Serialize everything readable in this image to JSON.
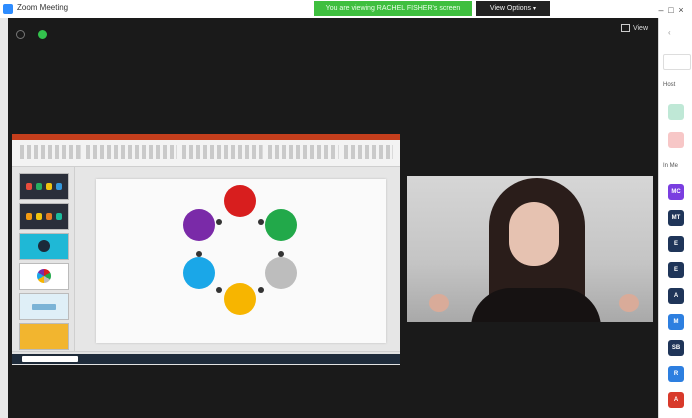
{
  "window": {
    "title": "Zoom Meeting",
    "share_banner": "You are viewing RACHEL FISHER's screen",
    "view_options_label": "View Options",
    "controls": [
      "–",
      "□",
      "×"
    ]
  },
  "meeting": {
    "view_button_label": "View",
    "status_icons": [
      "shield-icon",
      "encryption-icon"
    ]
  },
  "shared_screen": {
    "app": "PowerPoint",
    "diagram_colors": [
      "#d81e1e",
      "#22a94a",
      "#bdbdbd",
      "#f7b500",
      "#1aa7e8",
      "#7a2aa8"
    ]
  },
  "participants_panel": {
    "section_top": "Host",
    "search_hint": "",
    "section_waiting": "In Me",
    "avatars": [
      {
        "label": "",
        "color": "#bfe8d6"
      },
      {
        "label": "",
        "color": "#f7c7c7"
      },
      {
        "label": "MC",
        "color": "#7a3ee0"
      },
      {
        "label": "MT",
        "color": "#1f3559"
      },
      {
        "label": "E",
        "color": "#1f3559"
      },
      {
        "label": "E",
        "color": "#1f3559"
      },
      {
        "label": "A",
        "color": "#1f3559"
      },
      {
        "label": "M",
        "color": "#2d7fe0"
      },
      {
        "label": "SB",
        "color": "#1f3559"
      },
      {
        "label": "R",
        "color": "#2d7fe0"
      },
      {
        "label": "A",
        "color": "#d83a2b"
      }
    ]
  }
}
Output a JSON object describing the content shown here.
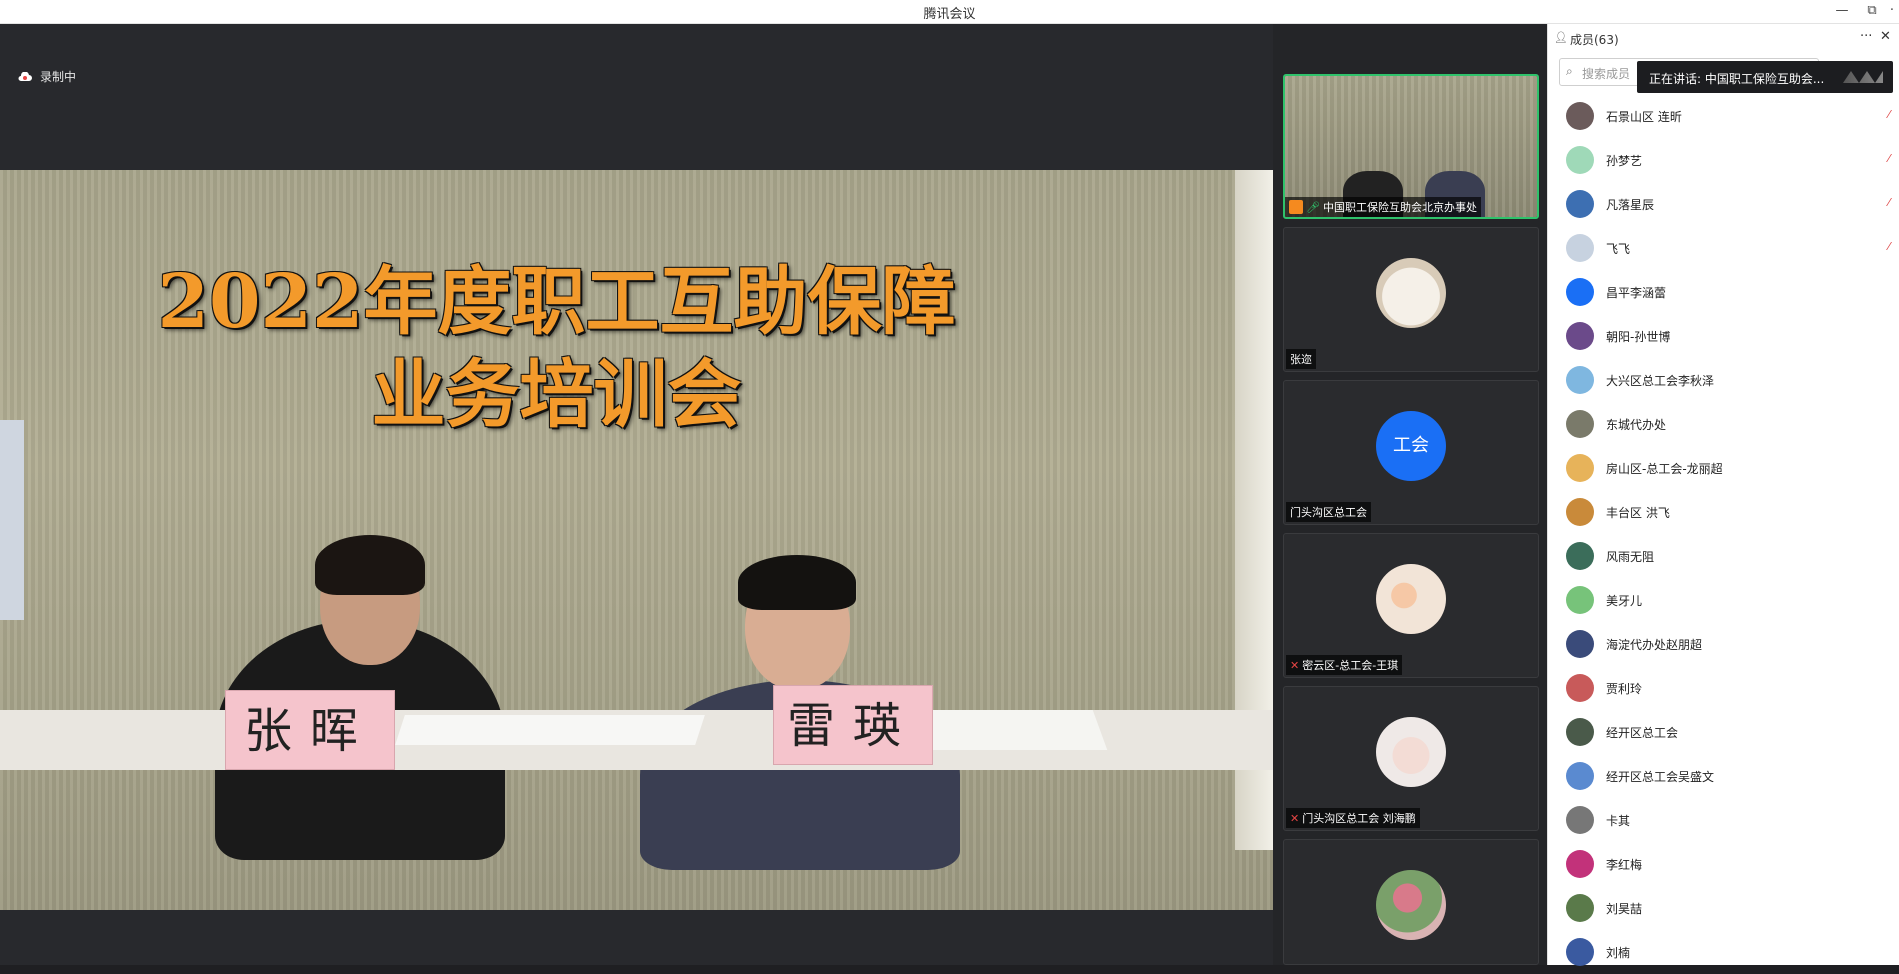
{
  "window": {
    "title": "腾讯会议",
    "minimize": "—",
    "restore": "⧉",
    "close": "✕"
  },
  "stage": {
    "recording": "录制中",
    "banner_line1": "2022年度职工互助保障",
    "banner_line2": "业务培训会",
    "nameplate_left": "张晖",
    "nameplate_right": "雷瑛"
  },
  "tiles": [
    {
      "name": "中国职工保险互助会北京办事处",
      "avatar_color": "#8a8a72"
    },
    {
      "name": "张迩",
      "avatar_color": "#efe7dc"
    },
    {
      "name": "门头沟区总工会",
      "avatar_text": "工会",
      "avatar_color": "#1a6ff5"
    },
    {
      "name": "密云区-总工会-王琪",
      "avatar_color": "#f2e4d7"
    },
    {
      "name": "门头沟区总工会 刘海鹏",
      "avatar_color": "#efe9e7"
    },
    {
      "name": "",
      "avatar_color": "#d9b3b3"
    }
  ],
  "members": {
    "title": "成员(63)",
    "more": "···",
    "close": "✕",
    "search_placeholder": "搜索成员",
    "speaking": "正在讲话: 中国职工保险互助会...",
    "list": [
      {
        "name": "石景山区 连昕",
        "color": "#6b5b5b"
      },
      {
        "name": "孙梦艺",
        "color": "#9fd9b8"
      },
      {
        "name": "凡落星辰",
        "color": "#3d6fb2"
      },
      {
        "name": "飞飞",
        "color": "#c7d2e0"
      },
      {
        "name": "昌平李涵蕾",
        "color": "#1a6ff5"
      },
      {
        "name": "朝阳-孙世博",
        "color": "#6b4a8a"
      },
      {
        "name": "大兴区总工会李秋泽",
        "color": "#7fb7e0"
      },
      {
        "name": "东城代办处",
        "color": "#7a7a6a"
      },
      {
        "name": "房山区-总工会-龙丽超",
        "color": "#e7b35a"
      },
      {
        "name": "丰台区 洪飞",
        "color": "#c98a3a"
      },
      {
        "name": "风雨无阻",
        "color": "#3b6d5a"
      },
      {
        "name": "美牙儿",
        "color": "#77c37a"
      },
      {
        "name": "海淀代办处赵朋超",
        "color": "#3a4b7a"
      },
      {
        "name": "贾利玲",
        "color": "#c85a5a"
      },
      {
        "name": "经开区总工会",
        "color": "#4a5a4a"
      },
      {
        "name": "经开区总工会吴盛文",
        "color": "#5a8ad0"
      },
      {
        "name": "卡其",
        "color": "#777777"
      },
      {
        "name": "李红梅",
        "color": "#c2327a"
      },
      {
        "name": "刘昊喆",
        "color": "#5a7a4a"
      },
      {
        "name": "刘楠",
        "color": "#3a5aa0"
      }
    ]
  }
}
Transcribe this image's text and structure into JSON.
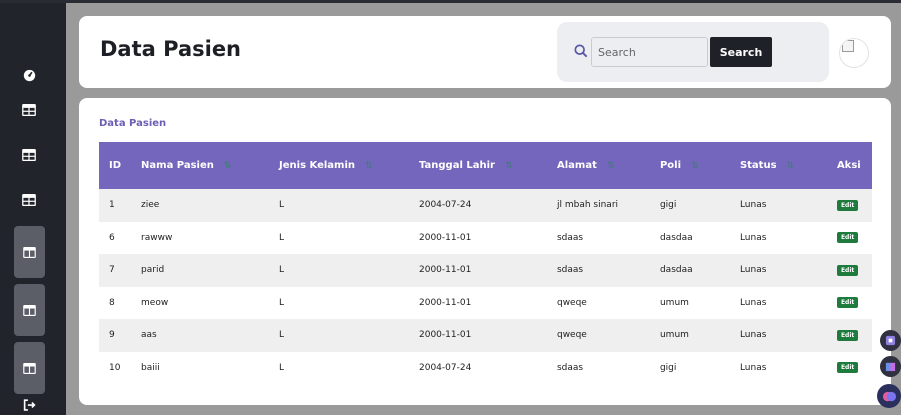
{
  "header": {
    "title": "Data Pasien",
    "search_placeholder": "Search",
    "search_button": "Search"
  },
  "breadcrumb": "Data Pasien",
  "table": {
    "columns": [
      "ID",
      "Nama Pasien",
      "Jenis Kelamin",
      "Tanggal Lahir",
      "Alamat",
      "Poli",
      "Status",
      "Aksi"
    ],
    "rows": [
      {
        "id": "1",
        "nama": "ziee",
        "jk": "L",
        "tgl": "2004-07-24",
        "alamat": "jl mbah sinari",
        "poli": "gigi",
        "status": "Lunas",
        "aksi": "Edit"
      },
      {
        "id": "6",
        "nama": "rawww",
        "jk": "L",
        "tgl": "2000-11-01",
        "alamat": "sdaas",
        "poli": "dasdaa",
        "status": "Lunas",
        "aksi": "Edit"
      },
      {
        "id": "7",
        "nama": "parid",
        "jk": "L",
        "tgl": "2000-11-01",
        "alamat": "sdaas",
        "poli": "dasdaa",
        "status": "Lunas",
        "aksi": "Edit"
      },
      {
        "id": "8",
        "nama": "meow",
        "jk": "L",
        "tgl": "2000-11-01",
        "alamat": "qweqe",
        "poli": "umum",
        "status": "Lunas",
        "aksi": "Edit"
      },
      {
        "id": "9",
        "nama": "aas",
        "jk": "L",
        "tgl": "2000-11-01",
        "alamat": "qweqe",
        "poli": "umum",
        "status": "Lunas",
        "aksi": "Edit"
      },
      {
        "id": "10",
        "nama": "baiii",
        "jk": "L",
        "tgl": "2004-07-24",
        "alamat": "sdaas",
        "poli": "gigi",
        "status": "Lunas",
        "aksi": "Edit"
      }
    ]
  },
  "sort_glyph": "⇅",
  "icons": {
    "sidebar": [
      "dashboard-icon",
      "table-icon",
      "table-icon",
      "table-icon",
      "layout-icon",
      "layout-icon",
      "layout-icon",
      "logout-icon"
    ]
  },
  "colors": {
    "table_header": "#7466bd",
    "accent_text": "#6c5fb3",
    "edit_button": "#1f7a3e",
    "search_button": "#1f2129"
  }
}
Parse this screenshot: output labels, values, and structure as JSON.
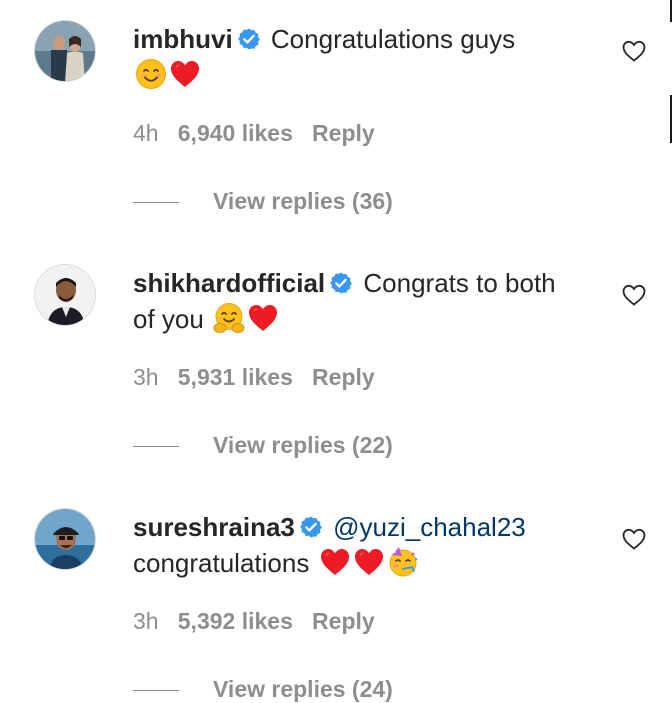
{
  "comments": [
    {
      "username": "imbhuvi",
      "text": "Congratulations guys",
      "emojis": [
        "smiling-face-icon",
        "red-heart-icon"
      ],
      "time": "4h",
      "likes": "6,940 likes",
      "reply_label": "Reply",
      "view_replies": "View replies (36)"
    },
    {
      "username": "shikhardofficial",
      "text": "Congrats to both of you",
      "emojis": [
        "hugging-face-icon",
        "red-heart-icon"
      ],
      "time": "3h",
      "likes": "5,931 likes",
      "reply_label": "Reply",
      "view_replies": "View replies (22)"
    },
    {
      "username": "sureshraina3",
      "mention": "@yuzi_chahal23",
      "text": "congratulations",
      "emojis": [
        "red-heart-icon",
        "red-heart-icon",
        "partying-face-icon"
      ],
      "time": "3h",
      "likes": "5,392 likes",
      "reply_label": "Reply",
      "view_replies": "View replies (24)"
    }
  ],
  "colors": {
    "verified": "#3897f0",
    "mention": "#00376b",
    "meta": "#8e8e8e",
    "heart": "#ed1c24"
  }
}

——————

* _GIVEN INSTRUCTION_
Find all lines with "structure" in them and copy each one.

* _EXERCISE SOLUTION_
Transcribe this image's text and structure into JSON.
Parse this screenshot: output labels, values, and structure as JSON.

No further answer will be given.